#### TEXTE DONNÉ:
------------
Les doutes émis au pénal sur l’imputabilité des faits reprochés à un salarié s’imposent aux prud’hommes

Un salarié est licencié pour avoir utilisé frauduleusement une carte de carburant. Avec la complicité d’un employé de station service, il utilisait la carte pour simuler, ticket de débit à l’appui, une livraison de carburant. En fait, rien ne sortait des pompes et le salarié et son complice se partageaient l’argent correspondant au montant débité sur la carte. Parallèlement au licenciement, l’employeur engageait un action au pénal pour abus de confiance. Le salarié indélicat est relaxé au pénal car les faits ne pouvaient à coup sûr lui être imputés et conteste aux prud’hommes son licenciement. Dans un premier temps, la Cour d’appel lui donne tort, mais la Cour de cassation lui donne raison : dès lors qu’il y avait un doute sur l’imputabilité des faits qui avaient motivé les poursuites pénales et la rupture du contrat de travail, la Cour d’appel devait se conformer au principe d’autorité de la chose jugée et devait par conséquent conclure à un licenciement sans cause réelle et sérieuse...


Arrêt de la Cour de cassation, civile, Chambre sociale du 12 octobre 2016.

Pourvoi  n° 15-19620.
------------
#### EXTRAIT DE DONNÉES:

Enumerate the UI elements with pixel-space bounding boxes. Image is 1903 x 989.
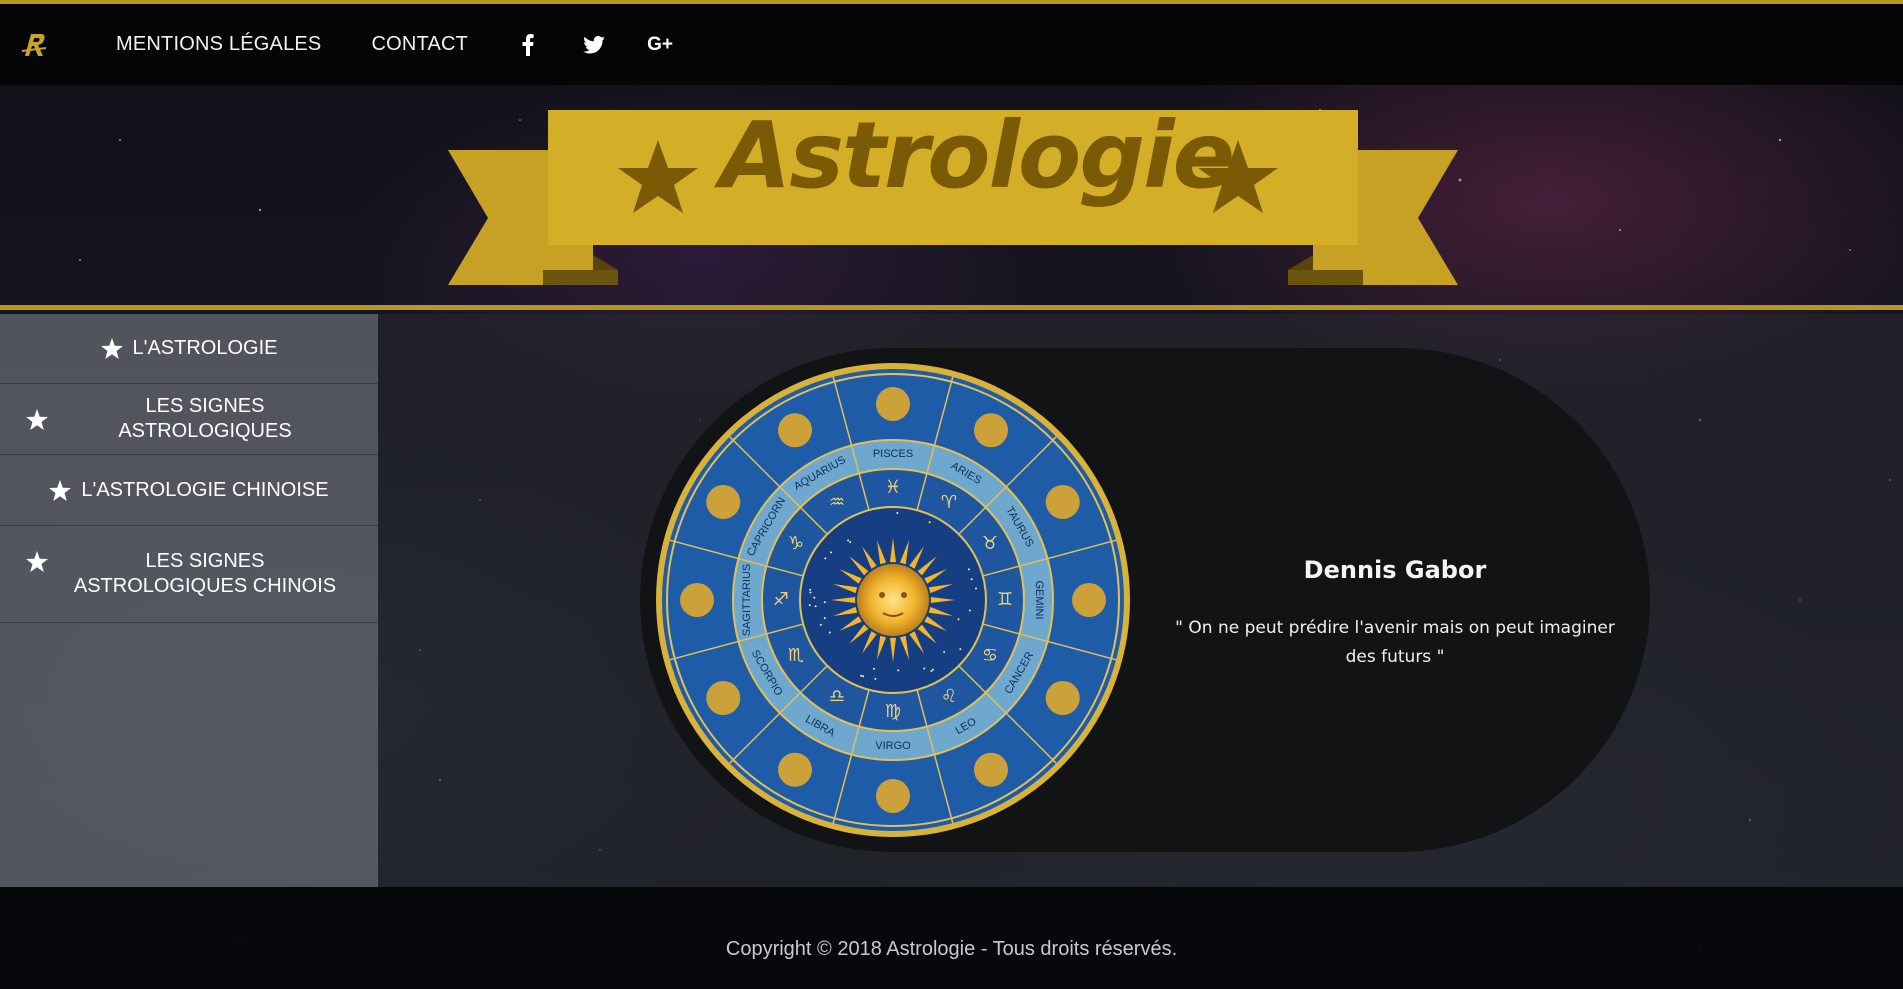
------------
#### CONSIGNE:
D'après le texte sur le licenciement lié à la carte de carburant, répondez aux questions suivantes :
(a) Pour quel motif l'employeur a-t-il engagé une action au pénal ?
(b) Pour quelle raison le salarié a-t-il été relaxé au pénal ?
(c) De quelle date est l'arrêt de la Cour de cassation ?
Le matériel fourni n'est pas nécessaire pour cet exercice.

#### CORRIGÉ:
(a) Pour abus de confiance.
(b) Les faits ne pouvaient à coup sûr lui être imputés.
(c) Du 12 octobre 2016.